### Exercise details
Copy the rows word for word, from the row with "What are the" up to and including the row with "data-label: 6.866.691: [761, 349, 857, 376]", and omit the pictures.

===== Data provided =====

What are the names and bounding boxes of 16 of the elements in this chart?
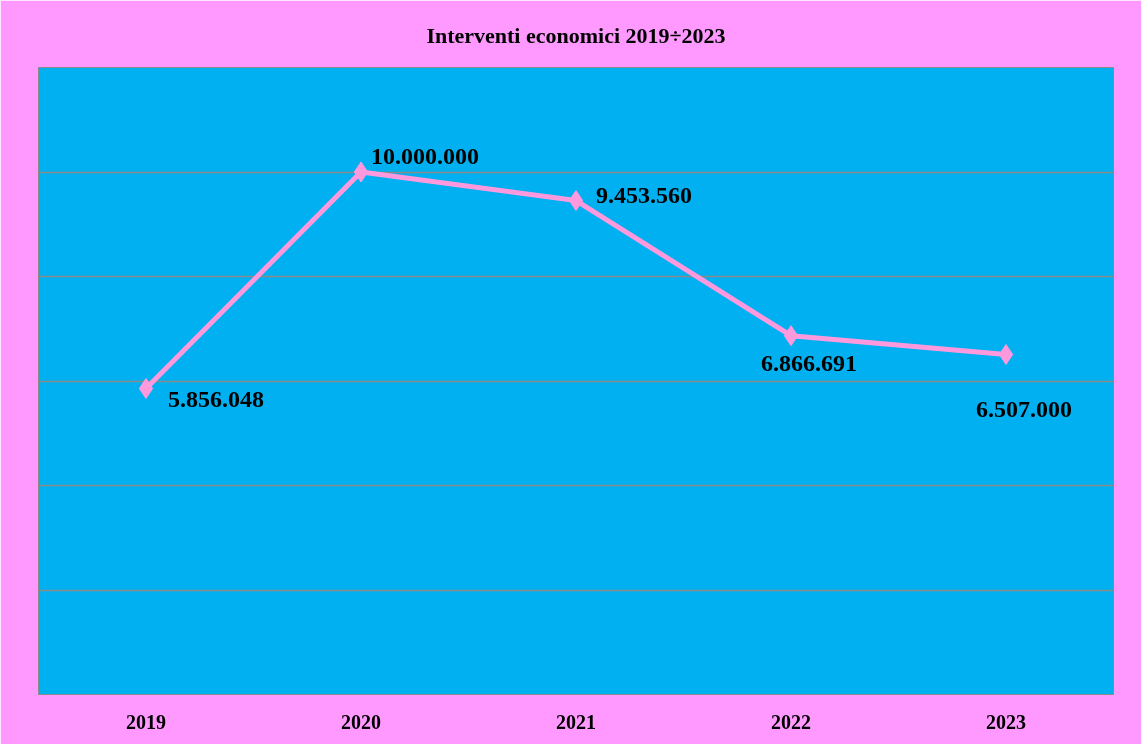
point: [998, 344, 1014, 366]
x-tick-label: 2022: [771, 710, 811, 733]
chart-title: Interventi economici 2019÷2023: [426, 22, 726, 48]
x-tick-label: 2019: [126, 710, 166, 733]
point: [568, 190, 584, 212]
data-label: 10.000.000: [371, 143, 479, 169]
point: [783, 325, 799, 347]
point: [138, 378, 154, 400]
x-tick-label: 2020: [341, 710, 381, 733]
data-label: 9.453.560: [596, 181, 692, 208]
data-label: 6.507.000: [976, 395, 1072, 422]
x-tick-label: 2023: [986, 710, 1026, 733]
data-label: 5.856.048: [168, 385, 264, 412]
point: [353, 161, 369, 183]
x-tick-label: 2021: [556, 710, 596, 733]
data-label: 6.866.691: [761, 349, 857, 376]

=====
===== Data provided =====

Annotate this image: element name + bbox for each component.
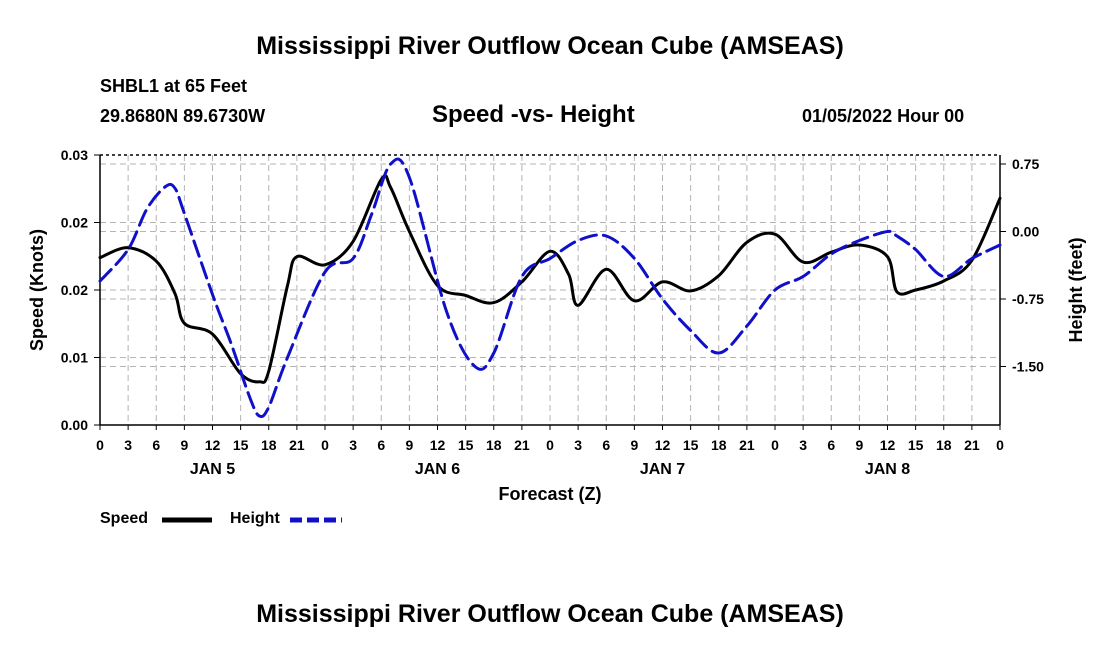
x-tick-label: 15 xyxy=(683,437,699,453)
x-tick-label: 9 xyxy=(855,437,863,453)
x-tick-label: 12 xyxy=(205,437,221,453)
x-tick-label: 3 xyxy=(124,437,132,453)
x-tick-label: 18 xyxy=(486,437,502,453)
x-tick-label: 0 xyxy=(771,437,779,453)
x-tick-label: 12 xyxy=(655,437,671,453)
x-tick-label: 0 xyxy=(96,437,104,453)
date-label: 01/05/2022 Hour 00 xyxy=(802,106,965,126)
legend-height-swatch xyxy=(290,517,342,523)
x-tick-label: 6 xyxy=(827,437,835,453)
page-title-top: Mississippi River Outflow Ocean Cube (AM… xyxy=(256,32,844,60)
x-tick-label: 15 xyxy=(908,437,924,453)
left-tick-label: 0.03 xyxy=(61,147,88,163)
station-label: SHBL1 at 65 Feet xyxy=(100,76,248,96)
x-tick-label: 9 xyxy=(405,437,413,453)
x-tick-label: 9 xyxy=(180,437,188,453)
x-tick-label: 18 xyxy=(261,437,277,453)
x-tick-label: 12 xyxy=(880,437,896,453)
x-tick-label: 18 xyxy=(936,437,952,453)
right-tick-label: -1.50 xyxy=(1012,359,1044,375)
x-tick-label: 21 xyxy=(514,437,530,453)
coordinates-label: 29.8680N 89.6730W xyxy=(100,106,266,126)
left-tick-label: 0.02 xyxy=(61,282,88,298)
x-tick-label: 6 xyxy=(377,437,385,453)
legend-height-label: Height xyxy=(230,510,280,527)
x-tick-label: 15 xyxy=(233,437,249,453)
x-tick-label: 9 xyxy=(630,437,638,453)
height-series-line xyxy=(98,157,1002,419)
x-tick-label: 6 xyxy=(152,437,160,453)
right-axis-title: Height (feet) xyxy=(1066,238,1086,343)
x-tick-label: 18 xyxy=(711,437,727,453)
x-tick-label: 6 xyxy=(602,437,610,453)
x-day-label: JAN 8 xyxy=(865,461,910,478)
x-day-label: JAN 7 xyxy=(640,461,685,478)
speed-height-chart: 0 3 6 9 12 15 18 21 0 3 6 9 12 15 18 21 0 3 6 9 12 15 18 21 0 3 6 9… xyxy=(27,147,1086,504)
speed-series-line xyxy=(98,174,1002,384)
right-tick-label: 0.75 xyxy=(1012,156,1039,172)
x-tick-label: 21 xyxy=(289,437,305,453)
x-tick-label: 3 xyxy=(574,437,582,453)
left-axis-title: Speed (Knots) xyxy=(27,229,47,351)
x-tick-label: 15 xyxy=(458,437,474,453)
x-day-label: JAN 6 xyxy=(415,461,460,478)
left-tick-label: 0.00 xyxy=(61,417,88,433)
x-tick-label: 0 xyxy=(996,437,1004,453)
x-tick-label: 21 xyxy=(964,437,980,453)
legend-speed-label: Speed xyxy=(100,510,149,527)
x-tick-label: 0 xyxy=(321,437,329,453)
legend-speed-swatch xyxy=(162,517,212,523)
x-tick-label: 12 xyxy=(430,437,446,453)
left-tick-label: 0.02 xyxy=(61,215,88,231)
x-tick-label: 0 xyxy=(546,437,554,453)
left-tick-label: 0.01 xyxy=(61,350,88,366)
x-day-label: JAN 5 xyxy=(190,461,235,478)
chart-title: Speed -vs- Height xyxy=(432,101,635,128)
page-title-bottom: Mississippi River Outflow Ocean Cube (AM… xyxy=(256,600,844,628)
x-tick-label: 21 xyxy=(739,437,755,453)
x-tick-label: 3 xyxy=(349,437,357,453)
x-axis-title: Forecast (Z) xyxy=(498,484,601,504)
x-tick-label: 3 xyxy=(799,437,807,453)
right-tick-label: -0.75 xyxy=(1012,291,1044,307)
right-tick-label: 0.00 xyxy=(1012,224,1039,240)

=====
===== Data provided =====

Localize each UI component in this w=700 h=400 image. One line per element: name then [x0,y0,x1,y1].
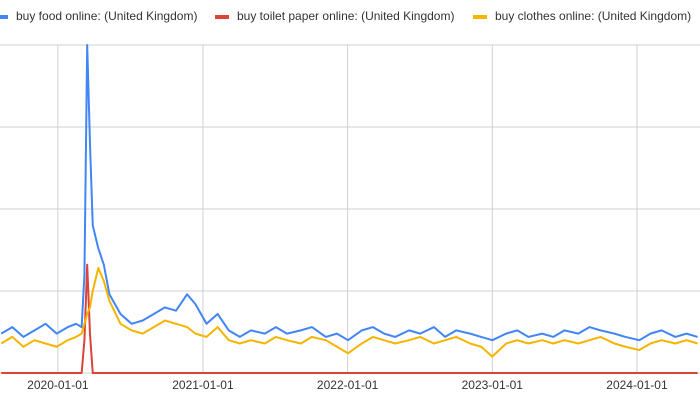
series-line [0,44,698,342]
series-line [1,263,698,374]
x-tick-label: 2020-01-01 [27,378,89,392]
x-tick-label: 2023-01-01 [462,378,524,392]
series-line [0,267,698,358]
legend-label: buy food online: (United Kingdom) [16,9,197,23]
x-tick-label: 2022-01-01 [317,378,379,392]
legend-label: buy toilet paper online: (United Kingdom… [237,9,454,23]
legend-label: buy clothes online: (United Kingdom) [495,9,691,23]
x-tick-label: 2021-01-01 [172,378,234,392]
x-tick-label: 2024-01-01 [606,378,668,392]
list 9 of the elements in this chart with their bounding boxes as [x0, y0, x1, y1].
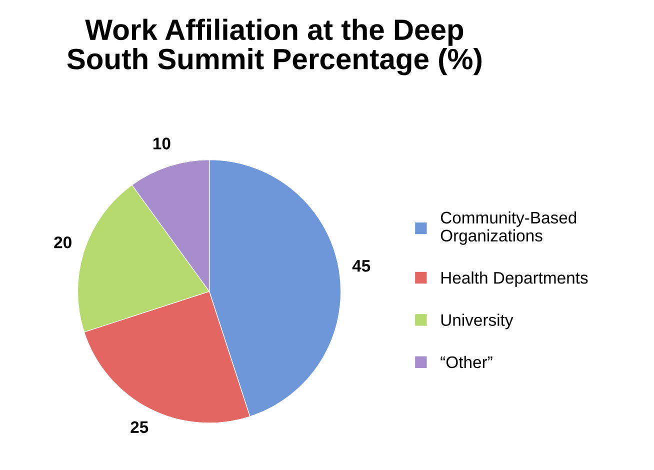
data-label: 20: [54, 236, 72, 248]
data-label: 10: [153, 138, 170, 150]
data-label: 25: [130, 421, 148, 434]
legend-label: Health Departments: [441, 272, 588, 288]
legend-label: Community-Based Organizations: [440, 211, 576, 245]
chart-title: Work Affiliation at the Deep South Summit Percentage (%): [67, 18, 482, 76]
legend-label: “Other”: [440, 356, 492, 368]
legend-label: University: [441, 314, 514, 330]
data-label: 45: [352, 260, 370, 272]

=====

### Task answer
What are the names and bounding boxes of 16 of the elements in this chart?
point: [998, 344, 1014, 366]
x-tick-label: 2022: [771, 710, 811, 733]
chart-title: Interventi economici 2019÷2023: [426, 22, 726, 48]
x-tick-label: 2019: [126, 710, 166, 733]
point: [568, 190, 584, 212]
data-label: 10.000.000: [371, 143, 479, 169]
point: [783, 325, 799, 347]
point: [138, 378, 154, 400]
x-tick-label: 2020: [341, 710, 381, 733]
data-label: 9.453.560: [596, 181, 692, 208]
data-label: 6.507.000: [976, 395, 1072, 422]
x-tick-label: 2023: [986, 710, 1026, 733]
data-label: 5.856.048: [168, 385, 264, 412]
point: [353, 161, 369, 183]
x-tick-label: 2021: [556, 710, 596, 733]
data-label: 6.866.691: [761, 349, 857, 376]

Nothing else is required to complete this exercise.